--- Begin ---
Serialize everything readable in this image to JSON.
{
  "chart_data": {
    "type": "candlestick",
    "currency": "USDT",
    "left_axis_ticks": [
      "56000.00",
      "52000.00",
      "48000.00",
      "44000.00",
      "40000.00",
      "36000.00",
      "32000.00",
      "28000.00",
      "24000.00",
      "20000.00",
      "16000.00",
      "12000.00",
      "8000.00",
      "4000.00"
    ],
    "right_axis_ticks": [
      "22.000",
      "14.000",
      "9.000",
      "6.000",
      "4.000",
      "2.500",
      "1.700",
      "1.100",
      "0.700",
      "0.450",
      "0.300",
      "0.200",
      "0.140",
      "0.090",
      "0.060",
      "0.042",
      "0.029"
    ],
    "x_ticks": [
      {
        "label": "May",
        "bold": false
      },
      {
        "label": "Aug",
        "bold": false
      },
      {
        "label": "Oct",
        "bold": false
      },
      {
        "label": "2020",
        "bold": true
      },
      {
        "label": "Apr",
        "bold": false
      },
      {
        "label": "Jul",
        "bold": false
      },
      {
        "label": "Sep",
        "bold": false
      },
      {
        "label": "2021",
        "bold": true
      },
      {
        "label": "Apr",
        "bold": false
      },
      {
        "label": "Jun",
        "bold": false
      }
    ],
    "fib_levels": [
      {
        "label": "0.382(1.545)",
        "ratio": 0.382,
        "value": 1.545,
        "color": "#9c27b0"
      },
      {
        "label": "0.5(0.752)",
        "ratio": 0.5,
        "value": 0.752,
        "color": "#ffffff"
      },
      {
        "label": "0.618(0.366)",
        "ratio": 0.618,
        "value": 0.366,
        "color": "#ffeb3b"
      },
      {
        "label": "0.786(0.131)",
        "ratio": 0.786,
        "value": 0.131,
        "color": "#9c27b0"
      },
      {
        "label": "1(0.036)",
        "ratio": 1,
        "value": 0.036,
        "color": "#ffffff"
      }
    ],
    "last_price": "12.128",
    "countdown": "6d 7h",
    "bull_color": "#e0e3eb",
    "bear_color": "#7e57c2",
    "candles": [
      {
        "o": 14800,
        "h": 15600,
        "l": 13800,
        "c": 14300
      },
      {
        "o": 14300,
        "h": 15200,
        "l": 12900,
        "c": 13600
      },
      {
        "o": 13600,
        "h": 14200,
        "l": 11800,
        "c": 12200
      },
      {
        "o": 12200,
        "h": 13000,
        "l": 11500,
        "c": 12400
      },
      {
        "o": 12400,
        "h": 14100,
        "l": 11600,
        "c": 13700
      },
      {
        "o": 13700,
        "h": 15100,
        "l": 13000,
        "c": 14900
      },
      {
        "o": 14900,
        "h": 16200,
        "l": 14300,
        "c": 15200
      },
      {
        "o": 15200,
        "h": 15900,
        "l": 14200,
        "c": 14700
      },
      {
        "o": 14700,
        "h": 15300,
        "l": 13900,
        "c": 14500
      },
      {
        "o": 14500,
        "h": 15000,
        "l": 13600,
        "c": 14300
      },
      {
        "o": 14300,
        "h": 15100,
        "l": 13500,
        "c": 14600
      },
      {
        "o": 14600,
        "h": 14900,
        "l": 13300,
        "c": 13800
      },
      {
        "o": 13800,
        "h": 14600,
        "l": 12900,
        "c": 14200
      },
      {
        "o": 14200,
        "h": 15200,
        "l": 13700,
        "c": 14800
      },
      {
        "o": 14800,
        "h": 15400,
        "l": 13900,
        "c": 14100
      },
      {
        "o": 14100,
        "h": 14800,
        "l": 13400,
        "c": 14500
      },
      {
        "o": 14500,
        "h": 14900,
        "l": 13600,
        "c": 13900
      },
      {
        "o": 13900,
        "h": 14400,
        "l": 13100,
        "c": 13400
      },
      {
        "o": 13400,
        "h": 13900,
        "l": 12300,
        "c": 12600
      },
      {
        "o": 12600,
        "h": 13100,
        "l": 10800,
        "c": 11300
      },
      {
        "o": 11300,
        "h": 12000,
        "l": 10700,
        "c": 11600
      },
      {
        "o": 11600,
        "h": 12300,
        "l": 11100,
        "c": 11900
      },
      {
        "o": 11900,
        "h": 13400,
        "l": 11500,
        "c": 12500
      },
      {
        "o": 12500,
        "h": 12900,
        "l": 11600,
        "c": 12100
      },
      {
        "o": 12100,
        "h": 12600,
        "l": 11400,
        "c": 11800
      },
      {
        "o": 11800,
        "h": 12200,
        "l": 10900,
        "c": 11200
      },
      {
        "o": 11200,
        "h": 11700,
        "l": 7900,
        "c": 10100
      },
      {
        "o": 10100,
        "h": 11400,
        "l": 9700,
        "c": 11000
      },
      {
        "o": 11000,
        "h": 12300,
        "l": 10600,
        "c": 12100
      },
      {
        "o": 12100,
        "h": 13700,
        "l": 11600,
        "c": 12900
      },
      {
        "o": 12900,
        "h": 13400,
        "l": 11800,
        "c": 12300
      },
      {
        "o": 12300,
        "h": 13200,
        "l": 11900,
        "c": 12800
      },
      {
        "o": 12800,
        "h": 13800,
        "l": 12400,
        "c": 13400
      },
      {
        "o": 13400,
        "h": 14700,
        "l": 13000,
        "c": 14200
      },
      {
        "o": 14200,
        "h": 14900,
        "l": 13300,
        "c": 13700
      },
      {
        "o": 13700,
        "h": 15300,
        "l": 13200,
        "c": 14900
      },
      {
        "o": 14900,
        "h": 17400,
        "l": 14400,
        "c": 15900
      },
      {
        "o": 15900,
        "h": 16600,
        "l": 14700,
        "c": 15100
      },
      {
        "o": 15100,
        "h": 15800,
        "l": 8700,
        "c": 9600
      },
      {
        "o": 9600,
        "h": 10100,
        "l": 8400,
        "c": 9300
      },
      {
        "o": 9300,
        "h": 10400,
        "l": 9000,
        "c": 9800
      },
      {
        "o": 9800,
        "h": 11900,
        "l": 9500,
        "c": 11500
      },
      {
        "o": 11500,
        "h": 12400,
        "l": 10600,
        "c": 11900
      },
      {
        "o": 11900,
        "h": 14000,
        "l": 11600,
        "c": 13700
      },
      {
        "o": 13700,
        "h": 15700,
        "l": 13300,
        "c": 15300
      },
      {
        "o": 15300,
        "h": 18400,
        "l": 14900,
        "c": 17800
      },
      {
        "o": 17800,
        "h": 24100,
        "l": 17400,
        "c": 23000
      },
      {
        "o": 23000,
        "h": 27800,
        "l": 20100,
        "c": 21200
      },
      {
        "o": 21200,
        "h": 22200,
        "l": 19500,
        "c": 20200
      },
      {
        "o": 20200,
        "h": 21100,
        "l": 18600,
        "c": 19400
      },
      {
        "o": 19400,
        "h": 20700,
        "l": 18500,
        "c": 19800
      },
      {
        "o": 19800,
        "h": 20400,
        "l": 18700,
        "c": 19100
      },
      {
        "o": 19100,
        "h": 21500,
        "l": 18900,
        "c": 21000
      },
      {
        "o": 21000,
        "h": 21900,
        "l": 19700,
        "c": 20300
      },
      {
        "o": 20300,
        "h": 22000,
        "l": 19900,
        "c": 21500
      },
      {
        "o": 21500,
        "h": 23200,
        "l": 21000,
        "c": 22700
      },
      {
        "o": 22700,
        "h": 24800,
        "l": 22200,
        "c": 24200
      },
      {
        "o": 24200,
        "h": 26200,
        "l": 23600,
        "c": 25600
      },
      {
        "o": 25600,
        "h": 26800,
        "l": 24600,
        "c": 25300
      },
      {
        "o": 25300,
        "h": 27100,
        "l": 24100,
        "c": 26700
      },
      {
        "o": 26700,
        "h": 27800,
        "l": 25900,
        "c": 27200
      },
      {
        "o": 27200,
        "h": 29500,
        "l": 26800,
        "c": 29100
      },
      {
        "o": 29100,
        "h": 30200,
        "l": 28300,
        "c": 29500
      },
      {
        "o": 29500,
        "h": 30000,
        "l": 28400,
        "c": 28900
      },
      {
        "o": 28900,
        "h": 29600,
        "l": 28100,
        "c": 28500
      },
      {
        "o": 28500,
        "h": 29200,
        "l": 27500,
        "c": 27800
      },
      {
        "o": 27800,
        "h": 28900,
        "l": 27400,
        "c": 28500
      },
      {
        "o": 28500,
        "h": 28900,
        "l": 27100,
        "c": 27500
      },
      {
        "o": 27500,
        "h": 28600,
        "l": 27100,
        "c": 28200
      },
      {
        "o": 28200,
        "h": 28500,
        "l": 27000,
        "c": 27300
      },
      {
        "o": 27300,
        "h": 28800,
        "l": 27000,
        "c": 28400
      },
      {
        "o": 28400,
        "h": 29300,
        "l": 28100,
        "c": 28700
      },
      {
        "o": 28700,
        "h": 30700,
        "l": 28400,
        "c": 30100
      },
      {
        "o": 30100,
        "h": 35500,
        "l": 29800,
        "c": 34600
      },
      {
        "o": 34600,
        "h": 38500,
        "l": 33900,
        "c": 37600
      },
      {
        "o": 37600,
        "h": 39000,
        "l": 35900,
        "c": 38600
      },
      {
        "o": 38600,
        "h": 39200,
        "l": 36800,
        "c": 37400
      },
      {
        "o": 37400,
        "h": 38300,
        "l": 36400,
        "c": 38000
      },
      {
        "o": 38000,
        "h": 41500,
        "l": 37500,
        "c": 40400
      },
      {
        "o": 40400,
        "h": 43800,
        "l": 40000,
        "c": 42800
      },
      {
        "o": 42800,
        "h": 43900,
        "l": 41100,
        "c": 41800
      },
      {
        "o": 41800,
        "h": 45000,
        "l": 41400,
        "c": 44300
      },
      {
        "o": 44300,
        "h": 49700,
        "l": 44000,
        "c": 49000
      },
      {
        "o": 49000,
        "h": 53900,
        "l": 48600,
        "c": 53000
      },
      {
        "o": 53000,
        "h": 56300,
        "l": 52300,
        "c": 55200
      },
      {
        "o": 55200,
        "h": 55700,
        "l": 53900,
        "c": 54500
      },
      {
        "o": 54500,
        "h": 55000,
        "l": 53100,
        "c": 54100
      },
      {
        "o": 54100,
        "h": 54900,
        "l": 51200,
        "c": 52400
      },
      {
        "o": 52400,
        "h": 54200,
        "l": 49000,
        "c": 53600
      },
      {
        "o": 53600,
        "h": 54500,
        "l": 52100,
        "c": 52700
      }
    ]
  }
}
--- End ---
### Required task
Give only the number of lines in the data that include the string "ratio".

### Exercise result
5